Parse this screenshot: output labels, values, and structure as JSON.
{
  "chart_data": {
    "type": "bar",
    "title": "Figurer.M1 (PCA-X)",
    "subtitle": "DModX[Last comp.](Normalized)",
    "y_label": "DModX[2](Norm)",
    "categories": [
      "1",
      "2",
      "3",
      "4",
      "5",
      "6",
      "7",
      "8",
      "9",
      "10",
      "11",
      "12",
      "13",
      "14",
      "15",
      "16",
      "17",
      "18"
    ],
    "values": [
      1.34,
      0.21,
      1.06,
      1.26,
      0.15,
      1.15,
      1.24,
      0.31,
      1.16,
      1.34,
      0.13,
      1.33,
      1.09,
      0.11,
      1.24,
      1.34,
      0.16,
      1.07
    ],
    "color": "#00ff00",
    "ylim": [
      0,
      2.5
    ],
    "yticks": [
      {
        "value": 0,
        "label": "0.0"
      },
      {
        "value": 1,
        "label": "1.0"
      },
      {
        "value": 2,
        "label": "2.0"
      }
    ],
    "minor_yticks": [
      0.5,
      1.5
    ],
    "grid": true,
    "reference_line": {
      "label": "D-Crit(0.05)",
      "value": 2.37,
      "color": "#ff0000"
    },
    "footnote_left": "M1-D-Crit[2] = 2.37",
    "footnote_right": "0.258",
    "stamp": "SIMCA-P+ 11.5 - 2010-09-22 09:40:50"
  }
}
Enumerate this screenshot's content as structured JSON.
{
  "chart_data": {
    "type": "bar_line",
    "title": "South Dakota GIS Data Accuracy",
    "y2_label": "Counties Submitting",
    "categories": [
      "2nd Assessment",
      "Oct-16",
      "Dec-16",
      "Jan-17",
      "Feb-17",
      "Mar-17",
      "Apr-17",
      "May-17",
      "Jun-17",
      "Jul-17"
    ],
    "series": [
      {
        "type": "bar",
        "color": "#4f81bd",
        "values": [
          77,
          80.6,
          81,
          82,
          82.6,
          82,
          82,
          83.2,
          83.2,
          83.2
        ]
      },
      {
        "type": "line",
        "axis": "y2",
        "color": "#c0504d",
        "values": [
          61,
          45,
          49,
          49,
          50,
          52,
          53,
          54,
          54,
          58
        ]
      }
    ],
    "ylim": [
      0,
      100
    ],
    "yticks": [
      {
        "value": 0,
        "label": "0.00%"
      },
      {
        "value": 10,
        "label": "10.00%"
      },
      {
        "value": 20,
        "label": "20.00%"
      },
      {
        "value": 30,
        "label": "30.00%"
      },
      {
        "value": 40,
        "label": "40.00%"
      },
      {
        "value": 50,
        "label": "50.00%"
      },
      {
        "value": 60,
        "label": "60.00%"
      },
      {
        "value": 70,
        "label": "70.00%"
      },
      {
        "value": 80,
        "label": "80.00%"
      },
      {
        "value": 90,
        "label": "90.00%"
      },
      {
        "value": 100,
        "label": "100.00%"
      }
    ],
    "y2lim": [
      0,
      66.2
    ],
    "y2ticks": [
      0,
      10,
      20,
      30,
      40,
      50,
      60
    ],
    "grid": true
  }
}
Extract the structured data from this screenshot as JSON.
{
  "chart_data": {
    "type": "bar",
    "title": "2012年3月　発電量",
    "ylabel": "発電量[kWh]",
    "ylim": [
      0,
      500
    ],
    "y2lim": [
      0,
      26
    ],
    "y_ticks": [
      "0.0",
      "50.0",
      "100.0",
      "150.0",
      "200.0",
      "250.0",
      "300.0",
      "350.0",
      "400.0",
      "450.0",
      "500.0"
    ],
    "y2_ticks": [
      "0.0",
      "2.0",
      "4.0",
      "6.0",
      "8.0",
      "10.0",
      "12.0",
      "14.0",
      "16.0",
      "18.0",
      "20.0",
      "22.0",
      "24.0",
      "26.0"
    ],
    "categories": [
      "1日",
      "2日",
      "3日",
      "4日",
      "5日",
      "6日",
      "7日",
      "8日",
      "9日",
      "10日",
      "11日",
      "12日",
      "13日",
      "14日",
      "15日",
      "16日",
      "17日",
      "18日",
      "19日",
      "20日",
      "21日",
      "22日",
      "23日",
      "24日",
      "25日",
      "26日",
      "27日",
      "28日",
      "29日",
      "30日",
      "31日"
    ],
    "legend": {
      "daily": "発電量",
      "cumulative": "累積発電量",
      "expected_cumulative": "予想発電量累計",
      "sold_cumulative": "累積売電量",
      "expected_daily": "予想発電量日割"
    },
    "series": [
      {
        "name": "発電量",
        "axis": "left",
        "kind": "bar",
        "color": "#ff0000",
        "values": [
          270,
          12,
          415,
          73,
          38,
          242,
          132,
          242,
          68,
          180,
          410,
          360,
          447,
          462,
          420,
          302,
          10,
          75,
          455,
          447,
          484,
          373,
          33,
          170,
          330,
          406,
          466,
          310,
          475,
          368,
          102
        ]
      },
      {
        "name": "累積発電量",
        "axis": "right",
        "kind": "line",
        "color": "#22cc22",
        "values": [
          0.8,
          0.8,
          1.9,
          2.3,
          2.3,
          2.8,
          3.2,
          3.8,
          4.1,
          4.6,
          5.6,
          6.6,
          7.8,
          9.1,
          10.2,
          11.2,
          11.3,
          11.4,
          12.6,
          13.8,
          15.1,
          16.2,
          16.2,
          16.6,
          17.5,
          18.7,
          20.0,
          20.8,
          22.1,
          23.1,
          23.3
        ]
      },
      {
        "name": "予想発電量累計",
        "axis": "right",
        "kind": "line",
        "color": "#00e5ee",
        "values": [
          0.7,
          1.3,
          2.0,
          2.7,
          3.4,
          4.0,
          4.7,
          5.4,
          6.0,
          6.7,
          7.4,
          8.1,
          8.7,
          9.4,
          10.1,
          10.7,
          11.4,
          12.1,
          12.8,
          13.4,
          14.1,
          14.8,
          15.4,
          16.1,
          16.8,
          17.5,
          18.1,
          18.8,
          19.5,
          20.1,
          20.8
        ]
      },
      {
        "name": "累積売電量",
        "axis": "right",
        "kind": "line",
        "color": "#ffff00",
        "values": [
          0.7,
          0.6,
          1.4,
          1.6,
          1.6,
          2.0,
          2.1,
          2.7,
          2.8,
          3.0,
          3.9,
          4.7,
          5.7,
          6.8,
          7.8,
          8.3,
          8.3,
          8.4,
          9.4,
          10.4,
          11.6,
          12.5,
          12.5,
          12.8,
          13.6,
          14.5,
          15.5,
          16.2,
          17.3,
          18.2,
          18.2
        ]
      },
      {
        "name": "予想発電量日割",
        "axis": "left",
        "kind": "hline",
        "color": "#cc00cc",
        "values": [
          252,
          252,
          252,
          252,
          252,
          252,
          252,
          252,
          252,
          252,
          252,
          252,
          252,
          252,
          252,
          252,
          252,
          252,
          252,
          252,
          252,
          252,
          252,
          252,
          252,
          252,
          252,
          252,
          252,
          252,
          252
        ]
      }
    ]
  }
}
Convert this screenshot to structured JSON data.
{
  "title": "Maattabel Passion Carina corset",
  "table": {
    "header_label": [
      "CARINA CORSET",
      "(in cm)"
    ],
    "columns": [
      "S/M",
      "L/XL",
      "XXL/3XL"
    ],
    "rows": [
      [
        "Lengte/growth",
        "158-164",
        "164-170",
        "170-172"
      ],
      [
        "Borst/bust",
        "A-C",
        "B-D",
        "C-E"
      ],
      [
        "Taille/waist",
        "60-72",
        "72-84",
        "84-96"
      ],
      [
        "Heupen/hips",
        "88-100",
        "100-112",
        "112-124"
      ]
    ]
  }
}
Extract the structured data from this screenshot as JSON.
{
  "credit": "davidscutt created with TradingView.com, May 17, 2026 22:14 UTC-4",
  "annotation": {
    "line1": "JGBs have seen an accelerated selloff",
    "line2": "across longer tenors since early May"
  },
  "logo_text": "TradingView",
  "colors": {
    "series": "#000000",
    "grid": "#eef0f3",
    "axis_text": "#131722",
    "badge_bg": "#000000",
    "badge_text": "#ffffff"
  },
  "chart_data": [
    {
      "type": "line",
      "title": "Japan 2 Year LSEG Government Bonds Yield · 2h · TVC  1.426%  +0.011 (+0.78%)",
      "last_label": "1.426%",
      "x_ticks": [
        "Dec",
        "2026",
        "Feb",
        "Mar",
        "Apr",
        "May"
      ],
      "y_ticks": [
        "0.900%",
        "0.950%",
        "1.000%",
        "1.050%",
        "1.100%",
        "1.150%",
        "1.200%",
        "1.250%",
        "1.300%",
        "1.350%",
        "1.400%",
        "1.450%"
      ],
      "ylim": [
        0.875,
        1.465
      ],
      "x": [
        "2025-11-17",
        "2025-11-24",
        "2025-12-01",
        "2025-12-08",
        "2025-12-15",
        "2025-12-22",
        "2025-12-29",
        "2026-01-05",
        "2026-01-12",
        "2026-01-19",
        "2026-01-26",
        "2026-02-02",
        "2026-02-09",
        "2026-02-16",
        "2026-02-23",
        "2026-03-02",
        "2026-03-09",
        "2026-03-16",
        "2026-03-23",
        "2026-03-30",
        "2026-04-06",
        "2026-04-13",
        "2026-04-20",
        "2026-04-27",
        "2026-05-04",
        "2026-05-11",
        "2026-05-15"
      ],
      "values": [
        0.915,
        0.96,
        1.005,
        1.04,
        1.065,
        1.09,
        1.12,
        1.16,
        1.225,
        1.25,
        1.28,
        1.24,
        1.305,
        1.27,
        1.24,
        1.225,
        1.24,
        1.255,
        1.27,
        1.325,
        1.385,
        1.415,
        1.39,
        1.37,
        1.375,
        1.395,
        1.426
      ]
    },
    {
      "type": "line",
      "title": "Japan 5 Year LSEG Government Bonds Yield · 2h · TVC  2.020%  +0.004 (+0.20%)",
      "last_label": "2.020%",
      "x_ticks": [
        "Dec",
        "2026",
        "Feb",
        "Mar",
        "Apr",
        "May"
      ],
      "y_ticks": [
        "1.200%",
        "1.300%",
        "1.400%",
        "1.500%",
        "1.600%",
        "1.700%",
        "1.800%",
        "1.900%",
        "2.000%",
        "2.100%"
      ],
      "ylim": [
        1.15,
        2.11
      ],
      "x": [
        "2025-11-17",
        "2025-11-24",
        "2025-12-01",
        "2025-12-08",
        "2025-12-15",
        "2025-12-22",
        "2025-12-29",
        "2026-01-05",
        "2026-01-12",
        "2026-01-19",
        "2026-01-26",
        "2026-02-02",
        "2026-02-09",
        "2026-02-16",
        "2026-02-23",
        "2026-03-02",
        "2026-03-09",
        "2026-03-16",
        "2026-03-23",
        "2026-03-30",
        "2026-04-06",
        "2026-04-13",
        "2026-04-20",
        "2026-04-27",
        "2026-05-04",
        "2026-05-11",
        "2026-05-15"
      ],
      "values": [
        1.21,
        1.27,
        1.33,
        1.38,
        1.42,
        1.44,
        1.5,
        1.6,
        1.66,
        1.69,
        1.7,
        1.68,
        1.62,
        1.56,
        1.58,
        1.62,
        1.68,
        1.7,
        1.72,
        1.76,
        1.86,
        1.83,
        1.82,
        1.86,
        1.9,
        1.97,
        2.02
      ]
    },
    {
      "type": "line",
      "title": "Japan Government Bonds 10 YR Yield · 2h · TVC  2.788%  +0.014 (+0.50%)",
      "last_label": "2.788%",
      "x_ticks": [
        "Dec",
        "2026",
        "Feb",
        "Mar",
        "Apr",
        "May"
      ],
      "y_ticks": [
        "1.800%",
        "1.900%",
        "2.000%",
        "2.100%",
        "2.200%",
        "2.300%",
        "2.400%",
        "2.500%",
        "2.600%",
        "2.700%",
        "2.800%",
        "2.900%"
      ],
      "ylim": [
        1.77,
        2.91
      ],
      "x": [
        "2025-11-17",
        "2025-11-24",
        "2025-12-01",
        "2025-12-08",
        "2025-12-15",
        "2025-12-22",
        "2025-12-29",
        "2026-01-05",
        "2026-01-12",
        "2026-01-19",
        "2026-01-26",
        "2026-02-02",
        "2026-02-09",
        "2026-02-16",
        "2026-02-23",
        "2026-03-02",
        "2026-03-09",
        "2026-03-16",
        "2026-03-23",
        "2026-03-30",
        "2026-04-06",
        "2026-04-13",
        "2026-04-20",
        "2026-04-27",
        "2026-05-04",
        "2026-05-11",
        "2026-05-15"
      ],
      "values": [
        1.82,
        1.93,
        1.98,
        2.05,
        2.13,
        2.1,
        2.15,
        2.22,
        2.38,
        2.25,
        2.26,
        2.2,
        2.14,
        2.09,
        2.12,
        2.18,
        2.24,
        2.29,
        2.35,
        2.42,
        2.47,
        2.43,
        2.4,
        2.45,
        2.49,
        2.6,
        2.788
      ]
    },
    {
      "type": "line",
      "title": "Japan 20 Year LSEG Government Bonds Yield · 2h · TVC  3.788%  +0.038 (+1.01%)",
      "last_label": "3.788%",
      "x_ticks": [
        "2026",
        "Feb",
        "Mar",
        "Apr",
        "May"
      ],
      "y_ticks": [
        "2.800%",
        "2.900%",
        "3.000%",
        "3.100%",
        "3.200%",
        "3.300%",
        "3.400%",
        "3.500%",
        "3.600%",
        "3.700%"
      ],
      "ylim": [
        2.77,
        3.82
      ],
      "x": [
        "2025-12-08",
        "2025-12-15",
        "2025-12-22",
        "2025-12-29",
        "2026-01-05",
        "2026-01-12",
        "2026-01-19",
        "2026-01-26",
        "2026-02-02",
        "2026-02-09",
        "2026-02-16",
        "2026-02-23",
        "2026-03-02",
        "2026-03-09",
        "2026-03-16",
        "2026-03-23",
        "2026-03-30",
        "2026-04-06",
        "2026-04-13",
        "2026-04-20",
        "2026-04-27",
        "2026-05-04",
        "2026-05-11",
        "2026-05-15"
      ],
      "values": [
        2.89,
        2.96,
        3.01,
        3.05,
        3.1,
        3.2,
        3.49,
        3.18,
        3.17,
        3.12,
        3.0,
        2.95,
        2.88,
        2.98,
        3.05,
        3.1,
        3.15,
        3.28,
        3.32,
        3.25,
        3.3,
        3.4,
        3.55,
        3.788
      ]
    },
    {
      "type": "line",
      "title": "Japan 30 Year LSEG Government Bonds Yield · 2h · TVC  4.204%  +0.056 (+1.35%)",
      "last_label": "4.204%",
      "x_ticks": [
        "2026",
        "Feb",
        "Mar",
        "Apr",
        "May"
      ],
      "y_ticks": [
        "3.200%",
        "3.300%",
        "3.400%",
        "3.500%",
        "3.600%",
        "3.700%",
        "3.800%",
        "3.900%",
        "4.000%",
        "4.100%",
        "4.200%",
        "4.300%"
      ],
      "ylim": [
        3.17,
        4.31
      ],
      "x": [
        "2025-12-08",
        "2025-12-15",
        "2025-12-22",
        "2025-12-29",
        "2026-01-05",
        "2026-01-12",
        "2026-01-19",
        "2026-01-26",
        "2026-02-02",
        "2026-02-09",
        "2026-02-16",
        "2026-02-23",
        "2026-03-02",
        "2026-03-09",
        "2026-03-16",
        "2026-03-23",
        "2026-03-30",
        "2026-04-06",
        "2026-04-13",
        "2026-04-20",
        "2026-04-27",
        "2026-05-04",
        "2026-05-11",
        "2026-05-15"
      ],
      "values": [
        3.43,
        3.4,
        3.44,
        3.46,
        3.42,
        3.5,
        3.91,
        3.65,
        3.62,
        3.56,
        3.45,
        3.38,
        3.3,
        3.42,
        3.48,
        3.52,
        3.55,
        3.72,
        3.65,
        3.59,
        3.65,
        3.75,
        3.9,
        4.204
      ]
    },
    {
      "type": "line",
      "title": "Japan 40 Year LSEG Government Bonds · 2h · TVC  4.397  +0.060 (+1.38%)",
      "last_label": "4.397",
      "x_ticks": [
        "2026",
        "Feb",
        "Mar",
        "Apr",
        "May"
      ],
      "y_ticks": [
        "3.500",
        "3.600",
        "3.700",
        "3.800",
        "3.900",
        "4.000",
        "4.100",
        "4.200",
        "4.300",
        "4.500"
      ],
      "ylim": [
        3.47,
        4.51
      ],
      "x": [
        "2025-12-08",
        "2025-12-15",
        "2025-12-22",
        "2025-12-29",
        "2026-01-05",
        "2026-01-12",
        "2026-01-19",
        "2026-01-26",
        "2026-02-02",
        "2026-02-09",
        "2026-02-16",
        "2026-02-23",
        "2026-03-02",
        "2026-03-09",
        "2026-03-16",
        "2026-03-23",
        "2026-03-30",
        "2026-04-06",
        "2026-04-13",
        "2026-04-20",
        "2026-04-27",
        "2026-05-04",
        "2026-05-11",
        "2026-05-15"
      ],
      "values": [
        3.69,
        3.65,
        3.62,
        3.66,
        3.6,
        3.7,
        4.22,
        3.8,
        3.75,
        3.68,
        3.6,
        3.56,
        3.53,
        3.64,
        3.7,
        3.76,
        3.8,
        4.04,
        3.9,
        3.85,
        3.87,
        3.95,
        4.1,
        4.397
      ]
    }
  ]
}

--------------------

◆ **Aim of the exercise**: In the lines above, locate the string "Crit". Copy every line where it occurs.

◆ **Answer below**:
      "label": "D-Crit(0.05)",
    "footnote_left": "M1-D-Crit[2] = 2.37",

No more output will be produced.